BEGIN

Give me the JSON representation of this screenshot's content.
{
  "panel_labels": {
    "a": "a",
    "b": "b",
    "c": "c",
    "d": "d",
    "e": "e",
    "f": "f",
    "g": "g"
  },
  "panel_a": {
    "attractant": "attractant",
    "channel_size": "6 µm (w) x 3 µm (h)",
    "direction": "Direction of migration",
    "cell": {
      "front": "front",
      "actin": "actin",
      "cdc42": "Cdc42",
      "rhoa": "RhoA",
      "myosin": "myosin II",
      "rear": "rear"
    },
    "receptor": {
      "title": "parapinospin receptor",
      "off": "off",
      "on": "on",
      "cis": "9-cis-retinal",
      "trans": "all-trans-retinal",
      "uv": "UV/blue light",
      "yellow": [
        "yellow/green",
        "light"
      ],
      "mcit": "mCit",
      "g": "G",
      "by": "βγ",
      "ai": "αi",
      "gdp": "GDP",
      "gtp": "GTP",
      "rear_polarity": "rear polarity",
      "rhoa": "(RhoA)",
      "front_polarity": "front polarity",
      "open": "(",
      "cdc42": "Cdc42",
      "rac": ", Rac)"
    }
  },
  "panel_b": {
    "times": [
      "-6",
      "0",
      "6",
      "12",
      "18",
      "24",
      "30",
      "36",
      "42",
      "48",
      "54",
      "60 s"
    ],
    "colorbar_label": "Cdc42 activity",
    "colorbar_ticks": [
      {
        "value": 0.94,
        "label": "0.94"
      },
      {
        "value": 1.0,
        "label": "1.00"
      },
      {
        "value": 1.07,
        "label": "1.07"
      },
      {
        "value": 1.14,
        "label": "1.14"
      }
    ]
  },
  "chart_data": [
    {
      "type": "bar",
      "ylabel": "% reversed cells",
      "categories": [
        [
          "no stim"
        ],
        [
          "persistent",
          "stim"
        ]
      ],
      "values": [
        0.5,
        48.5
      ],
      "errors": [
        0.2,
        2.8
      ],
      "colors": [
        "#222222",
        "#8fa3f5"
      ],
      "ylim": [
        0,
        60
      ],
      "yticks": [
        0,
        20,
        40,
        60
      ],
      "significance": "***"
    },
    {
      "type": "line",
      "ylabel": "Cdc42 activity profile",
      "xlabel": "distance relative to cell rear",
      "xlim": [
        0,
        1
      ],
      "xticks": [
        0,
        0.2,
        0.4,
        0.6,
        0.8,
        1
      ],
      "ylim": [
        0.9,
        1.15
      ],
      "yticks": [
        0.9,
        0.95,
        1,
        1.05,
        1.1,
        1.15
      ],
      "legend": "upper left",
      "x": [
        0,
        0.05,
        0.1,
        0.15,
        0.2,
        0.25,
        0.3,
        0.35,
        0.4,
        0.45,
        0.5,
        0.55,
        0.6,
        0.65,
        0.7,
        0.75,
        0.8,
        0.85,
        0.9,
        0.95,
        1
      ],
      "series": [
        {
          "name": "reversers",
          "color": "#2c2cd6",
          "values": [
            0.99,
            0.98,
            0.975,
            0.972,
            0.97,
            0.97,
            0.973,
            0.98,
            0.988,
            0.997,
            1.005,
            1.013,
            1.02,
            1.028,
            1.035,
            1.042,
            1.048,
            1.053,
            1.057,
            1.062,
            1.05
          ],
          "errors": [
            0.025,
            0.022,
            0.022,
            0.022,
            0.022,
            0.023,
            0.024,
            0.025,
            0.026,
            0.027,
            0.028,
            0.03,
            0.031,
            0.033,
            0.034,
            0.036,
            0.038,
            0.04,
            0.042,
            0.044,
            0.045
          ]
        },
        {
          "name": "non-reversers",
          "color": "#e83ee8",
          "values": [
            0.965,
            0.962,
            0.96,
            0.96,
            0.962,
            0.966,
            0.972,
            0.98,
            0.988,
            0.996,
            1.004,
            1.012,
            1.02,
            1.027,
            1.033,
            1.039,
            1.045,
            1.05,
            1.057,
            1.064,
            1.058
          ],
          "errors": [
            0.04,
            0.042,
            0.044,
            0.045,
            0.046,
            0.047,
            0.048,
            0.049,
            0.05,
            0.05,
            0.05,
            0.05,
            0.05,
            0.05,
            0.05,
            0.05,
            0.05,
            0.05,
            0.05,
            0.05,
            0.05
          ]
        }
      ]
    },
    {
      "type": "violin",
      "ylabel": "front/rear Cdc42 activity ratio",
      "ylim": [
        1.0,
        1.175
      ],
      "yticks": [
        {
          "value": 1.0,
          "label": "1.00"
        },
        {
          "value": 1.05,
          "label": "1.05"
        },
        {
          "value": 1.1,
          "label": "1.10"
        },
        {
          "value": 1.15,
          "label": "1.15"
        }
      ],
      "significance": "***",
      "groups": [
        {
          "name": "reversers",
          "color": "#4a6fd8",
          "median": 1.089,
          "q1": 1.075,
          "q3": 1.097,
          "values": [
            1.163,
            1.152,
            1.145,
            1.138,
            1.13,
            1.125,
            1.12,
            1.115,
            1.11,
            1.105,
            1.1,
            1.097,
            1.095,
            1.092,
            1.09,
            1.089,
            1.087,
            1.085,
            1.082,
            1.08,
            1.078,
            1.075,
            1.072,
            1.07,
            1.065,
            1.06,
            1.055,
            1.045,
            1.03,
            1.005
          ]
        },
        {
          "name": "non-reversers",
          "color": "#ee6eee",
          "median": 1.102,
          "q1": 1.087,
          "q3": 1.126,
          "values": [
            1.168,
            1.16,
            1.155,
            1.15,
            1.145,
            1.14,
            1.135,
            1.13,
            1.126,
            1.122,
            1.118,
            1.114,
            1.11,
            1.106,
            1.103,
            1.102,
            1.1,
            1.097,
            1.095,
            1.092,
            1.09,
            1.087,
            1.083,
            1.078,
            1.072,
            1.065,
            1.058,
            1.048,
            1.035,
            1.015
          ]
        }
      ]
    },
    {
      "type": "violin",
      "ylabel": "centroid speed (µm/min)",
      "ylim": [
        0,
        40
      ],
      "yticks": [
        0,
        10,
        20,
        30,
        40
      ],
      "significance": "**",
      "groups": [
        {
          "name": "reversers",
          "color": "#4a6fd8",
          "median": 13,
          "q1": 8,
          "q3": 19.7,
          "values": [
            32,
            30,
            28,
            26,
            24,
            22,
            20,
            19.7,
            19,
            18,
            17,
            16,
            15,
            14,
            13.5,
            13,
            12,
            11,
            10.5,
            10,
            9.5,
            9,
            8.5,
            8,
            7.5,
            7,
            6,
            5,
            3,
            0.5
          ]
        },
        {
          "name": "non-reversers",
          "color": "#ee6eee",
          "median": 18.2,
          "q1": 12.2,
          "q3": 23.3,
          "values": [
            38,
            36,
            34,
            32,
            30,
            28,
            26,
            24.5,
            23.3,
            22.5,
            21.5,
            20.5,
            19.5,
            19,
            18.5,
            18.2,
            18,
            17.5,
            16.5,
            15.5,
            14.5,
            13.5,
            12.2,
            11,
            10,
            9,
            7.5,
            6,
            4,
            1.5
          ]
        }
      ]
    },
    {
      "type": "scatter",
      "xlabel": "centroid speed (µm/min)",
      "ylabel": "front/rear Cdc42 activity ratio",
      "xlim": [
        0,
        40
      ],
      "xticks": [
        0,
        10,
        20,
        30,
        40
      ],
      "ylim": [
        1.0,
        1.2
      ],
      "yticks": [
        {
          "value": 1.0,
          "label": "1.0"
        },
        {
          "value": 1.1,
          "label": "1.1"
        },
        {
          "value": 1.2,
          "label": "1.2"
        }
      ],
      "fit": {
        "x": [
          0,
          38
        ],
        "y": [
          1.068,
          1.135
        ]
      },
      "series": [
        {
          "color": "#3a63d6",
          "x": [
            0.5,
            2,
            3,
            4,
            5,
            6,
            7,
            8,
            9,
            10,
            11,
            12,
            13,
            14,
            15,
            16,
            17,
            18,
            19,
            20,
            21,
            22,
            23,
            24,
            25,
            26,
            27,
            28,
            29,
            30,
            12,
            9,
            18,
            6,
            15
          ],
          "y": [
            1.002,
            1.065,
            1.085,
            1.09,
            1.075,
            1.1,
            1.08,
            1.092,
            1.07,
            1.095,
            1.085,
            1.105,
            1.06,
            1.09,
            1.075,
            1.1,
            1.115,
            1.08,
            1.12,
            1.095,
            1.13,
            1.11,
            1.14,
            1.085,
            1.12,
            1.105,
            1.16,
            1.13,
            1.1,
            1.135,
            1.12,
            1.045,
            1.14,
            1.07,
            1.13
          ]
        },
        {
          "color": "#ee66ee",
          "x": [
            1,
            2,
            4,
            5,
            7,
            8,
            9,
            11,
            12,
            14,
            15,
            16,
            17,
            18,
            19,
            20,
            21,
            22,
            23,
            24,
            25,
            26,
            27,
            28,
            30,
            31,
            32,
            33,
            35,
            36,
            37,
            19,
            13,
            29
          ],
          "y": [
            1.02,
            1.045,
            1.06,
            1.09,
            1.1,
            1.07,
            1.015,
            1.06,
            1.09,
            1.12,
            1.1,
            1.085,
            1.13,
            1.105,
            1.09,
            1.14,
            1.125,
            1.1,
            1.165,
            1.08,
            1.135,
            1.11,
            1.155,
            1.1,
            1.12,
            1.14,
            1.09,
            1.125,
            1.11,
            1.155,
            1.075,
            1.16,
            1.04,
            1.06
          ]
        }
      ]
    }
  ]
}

END

Problem details
Of the lines in the listing above, count those containing the word "polarity", and state the count alone.

Exercise answer
2